### AIM:
Rewrite the lines below as a Markdown table with two columns, "Row" for the row number and "Line" for the line itself, leaving out any blank lines.

-- START --

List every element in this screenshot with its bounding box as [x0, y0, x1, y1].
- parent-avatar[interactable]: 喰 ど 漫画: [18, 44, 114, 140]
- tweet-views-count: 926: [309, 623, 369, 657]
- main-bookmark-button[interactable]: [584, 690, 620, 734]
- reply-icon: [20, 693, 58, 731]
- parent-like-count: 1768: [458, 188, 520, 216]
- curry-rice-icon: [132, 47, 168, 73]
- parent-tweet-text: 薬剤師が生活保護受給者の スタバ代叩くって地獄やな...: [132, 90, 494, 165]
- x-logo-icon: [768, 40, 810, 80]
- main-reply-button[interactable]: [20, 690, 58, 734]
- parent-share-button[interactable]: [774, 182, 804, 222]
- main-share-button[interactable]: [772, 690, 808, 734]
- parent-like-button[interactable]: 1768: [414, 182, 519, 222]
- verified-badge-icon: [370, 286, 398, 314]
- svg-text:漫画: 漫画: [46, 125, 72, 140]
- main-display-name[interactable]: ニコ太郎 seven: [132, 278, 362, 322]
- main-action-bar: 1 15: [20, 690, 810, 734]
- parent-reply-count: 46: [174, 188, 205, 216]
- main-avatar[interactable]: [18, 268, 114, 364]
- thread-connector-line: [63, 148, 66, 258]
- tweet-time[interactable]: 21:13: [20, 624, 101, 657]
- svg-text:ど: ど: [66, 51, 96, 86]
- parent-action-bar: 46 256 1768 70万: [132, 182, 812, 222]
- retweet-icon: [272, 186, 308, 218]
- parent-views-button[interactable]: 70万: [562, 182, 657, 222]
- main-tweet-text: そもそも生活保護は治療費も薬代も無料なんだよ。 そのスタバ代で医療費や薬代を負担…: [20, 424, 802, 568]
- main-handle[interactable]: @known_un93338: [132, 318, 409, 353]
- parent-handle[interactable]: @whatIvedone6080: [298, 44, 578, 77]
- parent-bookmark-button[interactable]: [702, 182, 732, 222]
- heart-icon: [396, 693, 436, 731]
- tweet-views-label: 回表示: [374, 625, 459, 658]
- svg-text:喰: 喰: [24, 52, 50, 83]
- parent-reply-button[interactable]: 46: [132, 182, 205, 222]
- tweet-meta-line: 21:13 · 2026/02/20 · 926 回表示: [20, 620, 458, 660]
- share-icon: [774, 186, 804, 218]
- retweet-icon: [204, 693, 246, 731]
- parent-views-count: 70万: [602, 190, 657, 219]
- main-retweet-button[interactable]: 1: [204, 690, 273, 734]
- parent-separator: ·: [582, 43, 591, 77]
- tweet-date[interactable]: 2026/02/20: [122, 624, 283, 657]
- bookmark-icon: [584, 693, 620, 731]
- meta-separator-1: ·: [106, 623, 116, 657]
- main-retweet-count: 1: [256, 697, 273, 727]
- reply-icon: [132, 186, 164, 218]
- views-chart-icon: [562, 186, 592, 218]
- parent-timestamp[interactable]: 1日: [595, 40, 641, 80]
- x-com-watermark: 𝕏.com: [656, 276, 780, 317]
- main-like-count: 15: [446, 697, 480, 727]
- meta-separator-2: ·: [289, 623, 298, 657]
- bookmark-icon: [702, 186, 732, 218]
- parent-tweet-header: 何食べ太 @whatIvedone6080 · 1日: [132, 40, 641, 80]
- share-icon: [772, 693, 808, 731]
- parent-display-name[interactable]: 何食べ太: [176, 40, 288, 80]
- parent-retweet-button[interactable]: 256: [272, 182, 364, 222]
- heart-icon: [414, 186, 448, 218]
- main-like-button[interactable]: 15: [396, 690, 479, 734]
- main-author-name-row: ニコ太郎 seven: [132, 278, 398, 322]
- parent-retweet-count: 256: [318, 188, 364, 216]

-- END --

### OUTPUT OF THE EXERCISE:
| Row | Line |
|---|---|
| 1 | List every element in this screenshot with its bounding box as [x0, y0, x1, y1]. |
| 2 | - parent-avatar[interactable]: 喰 ど 漫画: [18, 44, 114, 140] |
| 3 | - tweet-views-count: 926: [309, 623, 369, 657] |
| 4 | - main-bookmark-button[interactable]: [584, 690, 620, 734] |
| 5 | - reply-icon: [20, 693, 58, 731] |
| 6 | - parent-like-count: 1768: [458, 188, 520, 216] |
| 7 | - curry-rice-icon: [132, 47, 168, 73] |
| 8 | - parent-tweet-text: 薬剤師が生活保護受給者の スタバ代叩くって地獄やな...: [132, 90, 494, 165] |
| 9 | - x-logo-icon: [768, 40, 810, 80] |
| 10 | - main-reply-button[interactable]: [20, 690, 58, 734] |
| 11 | - parent-share-button[interactable]: [774, 182, 804, 222] |
| 12 | - main-share-button[interactable]: [772, 690, 808, 734] |
| 13 | - parent-like-button[interactable]: 1768: [414, 182, 519, 222] |
| 14 | - verified-badge-icon: [370, 286, 398, 314] |
| 15 | - svg-text:漫画: 漫画: [46, 125, 72, 140] |
| 16 | - main-display-name[interactable]: ニコ太郎 seven: [132, 278, 362, 322] |
| 17 | - main-action-bar: 1 15: [20, 690, 810, 734] |
| 18 | - parent-reply-count: 46: [174, 188, 205, 216] |
| 19 | - main-avatar[interactable]: [18, 268, 114, 364] |
| 20 | - thread-connector-line: [63, 148, 66, 258] |
| 21 | - tweet-time[interactable]: 21:13: [20, 624, 101, 657] |
| 22 | - svg-text:ど: ど: [66, 51, 96, 86] |
| 23 | - parent-action-bar: 46 256 1768 70万: [132, 182, 812, 222] |
| 24 | - retweet-icon: [272, 186, 308, 218] |
| 25 | - parent-views-button[interactable]: 70万: [562, 182, 657, 222] |
| 26 | - main-tweet-text: そもそも生活保護は治療費も薬代も無料なんだよ。 そのスタバ代で医療費や薬代を負担…: [20, 424, 802, 568] |
| 27 | - main-handle[interactable]: @known_un93338: [132, 318, 409, 353] |
| 28 | - parent-handle[interactable]: @whatIvedone6080: [298, 44, 578, 77] |
| 29 | - parent-bookmark-button[interactable]: [702, 182, 732, 222] |
| 30 | - heart-icon: [396, 693, 436, 731] |
| 31 | - tweet-views-label: 回表示: [374, 625, 459, 658] |
| 32 | - svg-text:喰: 喰: [24, 52, 50, 83] |
| 33 | - parent-reply-button[interactable]: 46: [132, 182, 205, 222] |
| 34 | - tweet-meta-line: 21:13 · 2026/02/20 · 926 回表示: [20, 620, 458, 660] |
| 35 | - share-icon: [774, 186, 804, 218] |
| 36 | - retweet-icon: [204, 693, 246, 731] |
| 37 | - parent-views-count: 70万: [602, 190, 657, 219] |
| 38 | - main-retweet-button[interactable]: 1: [204, 690, 273, 734] |
| 39 | - parent-separator: ·: [582, 43, 591, 77] |
| 40 | - tweet-date[interactable]: 2026/02/20: [122, 624, 283, 657] |
| 41 | - bookmark-icon: [584, 693, 620, 731] |
| 42 | - meta-separator-1: ·: [106, 623, 116, 657] |
| 43 | - main-retweet-count: 1: [256, 697, 273, 727] |
| 44 | - reply-icon: [132, 186, 164, 218] |
| 45 | - views-chart-icon: [562, 186, 592, 218] |
| 46 | - parent-timestamp[interactable]: 1日: [595, 40, 641, 80] |
| 47 | - x-com-watermark: 𝕏.com: [656, 276, 780, 317] |
| 48 | - main-like-count: 15: [446, 697, 480, 727] |
| 49 | - meta-separator-2: ·: [289, 623, 298, 657] |
| 50 | - bookmark-icon: [702, 186, 732, 218] |
| 51 | - parent-tweet-header: 何食べ太 @whatIvedone6080 · 1日: [132, 40, 641, 80] |
| 52 | - share-icon: [772, 693, 808, 731] |
| 53 | - parent-display-name[interactable]: 何食べ太: [176, 40, 288, 80] |
| 54 | - parent-retweet-button[interactable]: 256: [272, 182, 364, 222] |
| 55 | - heart-icon: [414, 186, 448, 218] |
| 56 | - main-like-button[interactable]: 15: [396, 690, 479, 734] |
| 57 | - main-author-name-row: ニコ太郎 seven: [132, 278, 398, 322] |
| 58 | - parent-retweet-count: 256: [318, 188, 364, 216] |